* **Supplied records**

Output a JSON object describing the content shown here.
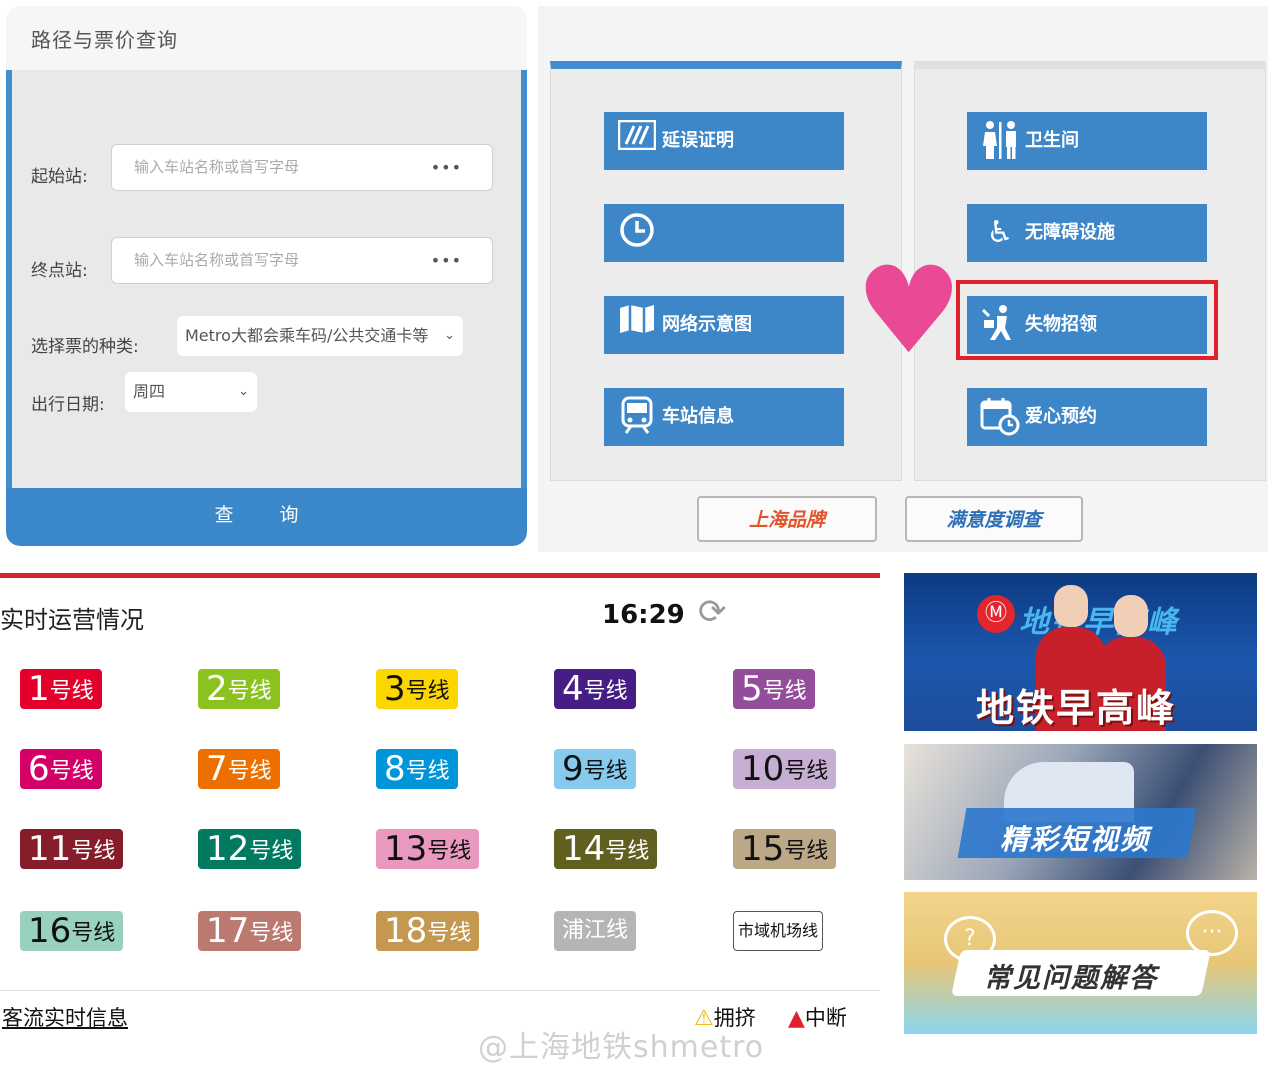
{
  "query": {
    "title": "路径与票价查询",
    "start_label": "起始站:",
    "end_label": "终点站:",
    "station_placeholder": "输入车站名称或首写字母",
    "more_dots": "•••",
    "ticket_type_label": "选择票的种类:",
    "ticket_type_value": "Metro大都会乘车码/公共交通卡等",
    "date_label": "出行日期:",
    "date_value": "周四",
    "submit_label": "查 询"
  },
  "services": {
    "left": [
      {
        "label": "延误证明",
        "icon": "delay-certificate-icon"
      },
      {
        "label": "",
        "icon": "clock-icon"
      },
      {
        "label": "网络示意图",
        "icon": "network-map-icon"
      },
      {
        "label": "车站信息",
        "icon": "train-icon"
      }
    ],
    "right": [
      {
        "label": "卫生间",
        "icon": "restroom-icon"
      },
      {
        "label": "无障碍设施",
        "icon": "wheelchair-icon"
      },
      {
        "label": "失物招领",
        "icon": "lost-and-found-icon"
      },
      {
        "label": "爱心预约",
        "icon": "calendar-icon"
      }
    ],
    "brand_button": "上海品牌",
    "survey_button": "满意度调查"
  },
  "ops": {
    "title": "实时运营情况",
    "time": "16:29",
    "lines": [
      {
        "num": "1",
        "suffix": "号线",
        "color": "#e3002b"
      },
      {
        "num": "2",
        "suffix": "号线",
        "color": "#8cc220"
      },
      {
        "num": "3",
        "suffix": "号线",
        "color": "#fcd600"
      },
      {
        "num": "4",
        "suffix": "号线",
        "color": "#461d84"
      },
      {
        "num": "5",
        "suffix": "号线",
        "color": "#944d9a"
      },
      {
        "num": "6",
        "suffix": "号线",
        "color": "#d40068"
      },
      {
        "num": "7",
        "suffix": "号线",
        "color": "#ed6f00"
      },
      {
        "num": "8",
        "suffix": "号线",
        "color": "#0094d8"
      },
      {
        "num": "9",
        "suffix": "号线",
        "color": "#87caed"
      },
      {
        "num": "10",
        "suffix": "号线",
        "color": "#c7afd3"
      },
      {
        "num": "11",
        "suffix": "号线",
        "color": "#871c2b"
      },
      {
        "num": "12",
        "suffix": "号线",
        "color": "#007a60"
      },
      {
        "num": "13",
        "suffix": "号线",
        "color": "#e999c0"
      },
      {
        "num": "14",
        "suffix": "号线",
        "color": "#626020"
      },
      {
        "num": "15",
        "suffix": "号线",
        "color": "#bca886"
      },
      {
        "num": "16",
        "suffix": "号线",
        "color": "#98d1c0"
      },
      {
        "num": "17",
        "suffix": "号线",
        "color": "#bb796f"
      },
      {
        "num": "18",
        "suffix": "号线",
        "color": "#c4984f"
      },
      {
        "num": "",
        "suffix": "浦江线",
        "color": "#b5b5b6"
      },
      {
        "num": "",
        "suffix": "市域机场线",
        "color": "#ffffff"
      }
    ],
    "flow_link": "客流实时信息",
    "legend_crowded": "拥挤",
    "legend_interrupted": "中断",
    "crowded_color": "#f2b705",
    "interrupted_color": "#e0202a"
  },
  "banners": {
    "b1_logo": "Ⓜ",
    "b1_sub": "地铁早高峰",
    "b1_main": "地铁早高峰",
    "b2_text": "精彩短视频",
    "b3_text": "常见问题解答",
    "b3_q": "?",
    "b3_dots": "···"
  },
  "watermark": "@上海地铁shmetro"
}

* **Stated task**
Copy all the lines above that hold the string "icon".

* **Completed exercise**
        "icon": "delay-certificate-icon"
        "icon": "clock-icon"
        "icon": "network-map-icon"
        "icon": "train-icon"
        "icon": "restroom-icon"
        "icon": "wheelchair-icon"
        "icon": "lost-and-found-icon"
        "icon": "calendar-icon"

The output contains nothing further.